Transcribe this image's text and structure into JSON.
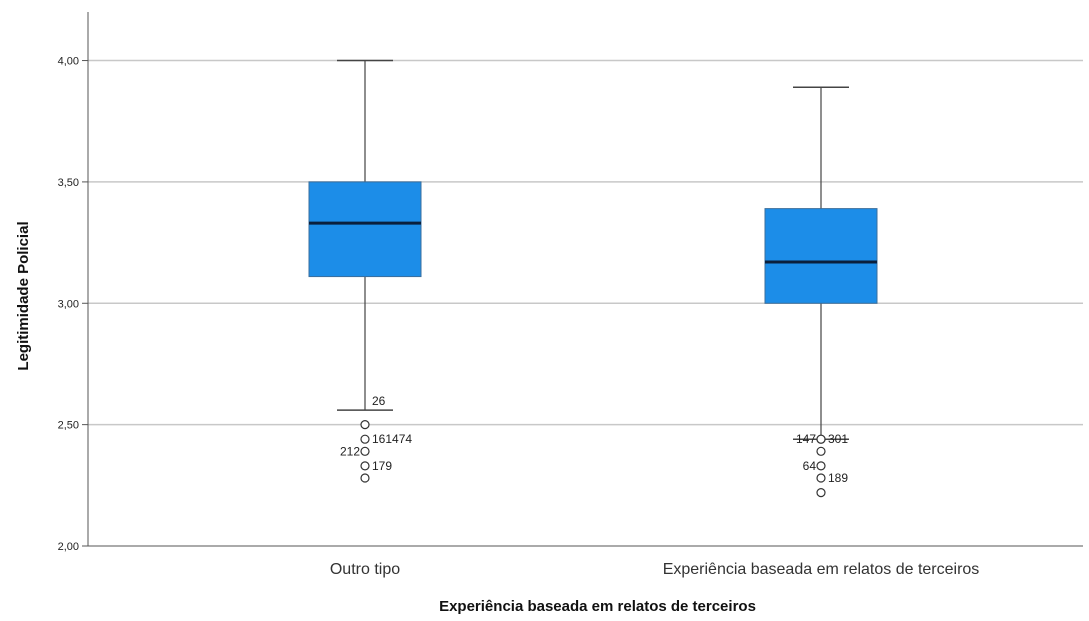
{
  "chart_data": {
    "type": "boxplot",
    "xlabel": "Experiência baseada em relatos de terceiros",
    "ylabel": "Legitimidade Policial",
    "ylim": [
      2.0,
      4.2
    ],
    "yticks": [
      2.0,
      2.5,
      3.0,
      3.5,
      4.0
    ],
    "ytick_labels": [
      "2,00",
      "2,50",
      "3,00",
      "3,50",
      "4,00"
    ],
    "grid": true,
    "box_color": "#1C8DE8",
    "median_color": "#0A1F3C",
    "categories": [
      "Outro tipo",
      "Experiência baseada em relatos de terceiros"
    ],
    "boxes": [
      {
        "category": "Outro tipo",
        "whisker_low": 2.56,
        "q1": 3.11,
        "median": 3.33,
        "q3": 3.5,
        "whisker_high": 4.0,
        "outliers": [
          {
            "value": 2.56,
            "label": "26"
          },
          {
            "value": 2.5,
            "label": ""
          },
          {
            "value": 2.44,
            "label": "161474"
          },
          {
            "value": 2.39,
            "label": "212"
          },
          {
            "value": 2.33,
            "label": "179"
          },
          {
            "value": 2.28,
            "label": ""
          }
        ]
      },
      {
        "category": "Experiência baseada em relatos de terceiros",
        "whisker_low": 2.44,
        "q1": 3.0,
        "median": 3.17,
        "q3": 3.39,
        "whisker_high": 3.89,
        "outliers": [
          {
            "value": 2.44,
            "label": "147"
          },
          {
            "value": 2.44,
            "label": "301"
          },
          {
            "value": 2.39,
            "label": ""
          },
          {
            "value": 2.33,
            "label": "64"
          },
          {
            "value": 2.28,
            "label": "189"
          },
          {
            "value": 2.22,
            "label": ""
          }
        ]
      }
    ]
  }
}
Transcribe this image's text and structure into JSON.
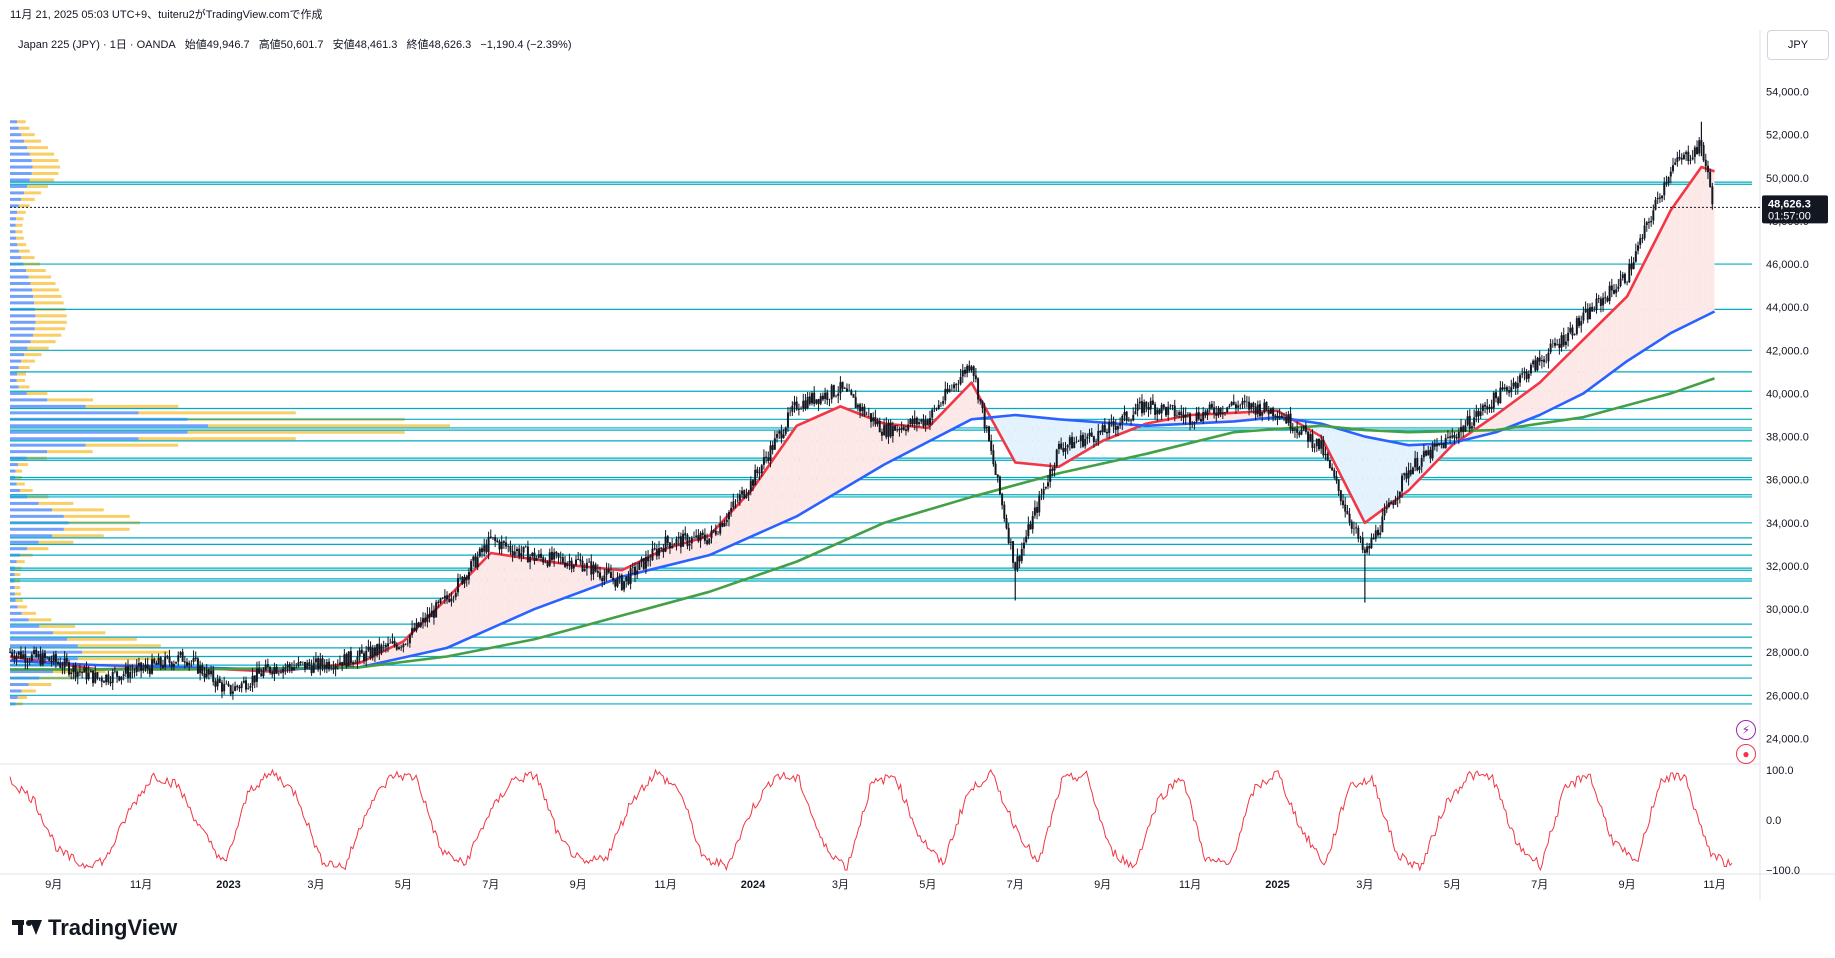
{
  "caption": "11月 21, 2025 05:03 UTC+9、tuiteru2がTradingView.comで作成",
  "legend": {
    "symbol": "Japan 225 (JPY) · 1日 · OANDA",
    "open": "始値49,946.7",
    "high": "高値50,601.7",
    "low": "安値48,461.3",
    "close": "終値48,626.3",
    "change": "−1,190.4 (−2.39%)"
  },
  "currency": "JPY",
  "last_price_label": "48,626.3",
  "countdown_label": "01:57:00",
  "brand": "TradingView",
  "icons": {
    "bolt": "lightning-icon",
    "record": "record-icon"
  },
  "colors": {
    "candle": "#131722",
    "ma_short": "#f23645",
    "ma_mid": "#2962ff",
    "ma_long": "#43a047",
    "level_line": "#00acc1",
    "vp_up": "#5b8ff9",
    "vp_down": "#f6c23e",
    "oscillator": "#f23645",
    "fill_up": "#fde8e8",
    "fill_down": "#e3f2fd"
  },
  "chart_data": [
    {
      "type": "candlestick",
      "title": "",
      "ylabel": "",
      "ylim": [
        23000,
        55000
      ],
      "y_ticks": [
        "54,000.0",
        "52,000.0",
        "50,000.0",
        "48,000.0",
        "46,000.0",
        "44,000.0",
        "42,000.0",
        "40,000.0",
        "38,000.0",
        "36,000.0",
        "34,000.0",
        "32,000.0",
        "30,000.0",
        "28,000.0",
        "26,000.0",
        "24,000.0"
      ],
      "x_labels": [
        "9月",
        "11月",
        "2023",
        "3月",
        "5月",
        "7月",
        "9月",
        "11月",
        "2024",
        "3月",
        "5月",
        "7月",
        "9月",
        "11月",
        "2025",
        "3月",
        "5月",
        "7月",
        "9月",
        "11月"
      ],
      "x_tick_months": [
        0,
        2,
        4,
        6,
        8,
        10,
        12,
        14,
        16,
        18,
        20,
        22,
        24,
        26,
        28,
        30,
        32,
        34,
        36,
        38
      ],
      "x_bold_labels": [
        "2023",
        "2024",
        "2025"
      ],
      "approx_close_path": [
        [
          0,
          28000
        ],
        [
          1,
          27600
        ],
        [
          2,
          26800
        ],
        [
          3,
          27200
        ],
        [
          4,
          27800
        ],
        [
          5,
          26200
        ],
        [
          6,
          27300
        ],
        [
          7,
          27400
        ],
        [
          8,
          27800
        ],
        [
          9,
          28500
        ],
        [
          10,
          30500
        ],
        [
          11,
          33200
        ],
        [
          12,
          32400
        ],
        [
          13,
          32200
        ],
        [
          14,
          31200
        ],
        [
          15,
          33100
        ],
        [
          16,
          33300
        ],
        [
          17,
          36000
        ],
        [
          18,
          39500
        ],
        [
          19,
          40200
        ],
        [
          20,
          38300
        ],
        [
          21,
          38800
        ],
        [
          22,
          41500
        ],
        [
          23,
          32000
        ],
        [
          24,
          37500
        ],
        [
          25,
          38200
        ],
        [
          26,
          39500
        ],
        [
          27,
          38900
        ],
        [
          28,
          39500
        ],
        [
          29,
          39200
        ],
        [
          30,
          37500
        ],
        [
          31,
          32500
        ],
        [
          32,
          36500
        ],
        [
          33,
          38000
        ],
        [
          34,
          39800
        ],
        [
          35,
          41500
        ],
        [
          36,
          43500
        ],
        [
          37,
          45500
        ],
        [
          38,
          50500
        ],
        [
          38.7,
          51500
        ],
        [
          39,
          48626
        ]
      ],
      "moving_averages": [
        {
          "name": "",
          "color_key": "ma_short",
          "points": [
            [
              0,
              27800
            ],
            [
              2,
              27200
            ],
            [
              4,
              27300
            ],
            [
              6,
              27100
            ],
            [
              8,
              27500
            ],
            [
              9,
              28500
            ],
            [
              10,
              30500
            ],
            [
              11,
              32600
            ],
            [
              12,
              32300
            ],
            [
              13,
              32000
            ],
            [
              14,
              31800
            ],
            [
              15,
              32800
            ],
            [
              16,
              33400
            ],
            [
              17,
              35600
            ],
            [
              18,
              38500
            ],
            [
              19,
              39400
            ],
            [
              20,
              38600
            ],
            [
              21,
              38400
            ],
            [
              22,
              40500
            ],
            [
              23,
              36800
            ],
            [
              24,
              36600
            ],
            [
              25,
              37800
            ],
            [
              26,
              38600
            ],
            [
              27,
              39000
            ],
            [
              28,
              39100
            ],
            [
              29,
              39200
            ],
            [
              30,
              38000
            ],
            [
              31,
              34000
            ],
            [
              32,
              35500
            ],
            [
              33,
              37600
            ],
            [
              34,
              39000
            ],
            [
              35,
              40500
            ],
            [
              36,
              42500
            ],
            [
              37,
              44500
            ],
            [
              38,
              48500
            ],
            [
              38.7,
              50500
            ],
            [
              39,
              50300
            ]
          ]
        },
        {
          "name": "",
          "color_key": "ma_mid",
          "points": [
            [
              0,
              27600
            ],
            [
              2,
              27400
            ],
            [
              4,
              27300
            ],
            [
              6,
              27200
            ],
            [
              8,
              27300
            ],
            [
              10,
              28200
            ],
            [
              12,
              30000
            ],
            [
              14,
              31500
            ],
            [
              16,
              32500
            ],
            [
              18,
              34300
            ],
            [
              20,
              36700
            ],
            [
              22,
              38800
            ],
            [
              23,
              39000
            ],
            [
              24,
              38800
            ],
            [
              26,
              38500
            ],
            [
              28,
              38700
            ],
            [
              29,
              38900
            ],
            [
              30,
              38600
            ],
            [
              31,
              38000
            ],
            [
              32,
              37600
            ],
            [
              33,
              37700
            ],
            [
              34,
              38200
            ],
            [
              35,
              39000
            ],
            [
              36,
              40000
            ],
            [
              37,
              41500
            ],
            [
              38,
              42800
            ],
            [
              39,
              43800
            ]
          ]
        },
        {
          "name": "",
          "color_key": "ma_long",
          "points": [
            [
              0,
              27200
            ],
            [
              4,
              27200
            ],
            [
              8,
              27300
            ],
            [
              10,
              27800
            ],
            [
              12,
              28600
            ],
            [
              14,
              29700
            ],
            [
              16,
              30800
            ],
            [
              18,
              32200
            ],
            [
              20,
              34000
            ],
            [
              22,
              35200
            ],
            [
              24,
              36300
            ],
            [
              26,
              37200
            ],
            [
              28,
              38200
            ],
            [
              30,
              38500
            ],
            [
              31,
              38300
            ],
            [
              32,
              38200
            ],
            [
              34,
              38300
            ],
            [
              36,
              38900
            ],
            [
              38,
              40000
            ],
            [
              39,
              40700
            ]
          ]
        }
      ],
      "horizontal_levels": [
        49800,
        49700,
        46000,
        43900,
        42000,
        41000,
        40100,
        39300,
        38800,
        38400,
        38300,
        37800,
        37000,
        36900,
        36100,
        36000,
        35300,
        35200,
        34000,
        33300,
        33000,
        32500,
        31900,
        31800,
        31400,
        31300,
        30500,
        29300,
        28700,
        28200,
        27800,
        27400,
        26800,
        26000,
        25600
      ],
      "last_price": 48626.3
    },
    {
      "type": "line",
      "title": "",
      "ylim": [
        -100,
        100
      ],
      "y_ticks": [
        "100.0",
        "0.0",
        "−100.0"
      ],
      "description_values_sampled": [
        80,
        40,
        -60,
        -90,
        -80,
        20,
        90,
        70,
        -20,
        -90,
        60,
        95,
        50,
        -80,
        -95,
        30,
        90,
        85,
        -60,
        -90,
        10,
        80,
        90,
        -40,
        -90,
        -70,
        40,
        95,
        60,
        -80,
        -90,
        20,
        90,
        80,
        -50,
        -95,
        70,
        90,
        -30,
        -90,
        50,
        95,
        -10,
        -90,
        80,
        90,
        -60,
        -95,
        40,
        90,
        -80,
        -90,
        60,
        95,
        -20,
        -90,
        70,
        80,
        -70,
        -95,
        30,
        90,
        85,
        -50,
        -90,
        60,
        95,
        -40,
        -90,
        80,
        90,
        -60,
        -95
      ]
    }
  ]
}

--------

What you should do: Lines containing the string "ylabel" should be counted; reply with their number and nothing more.

Answer to the problem: 2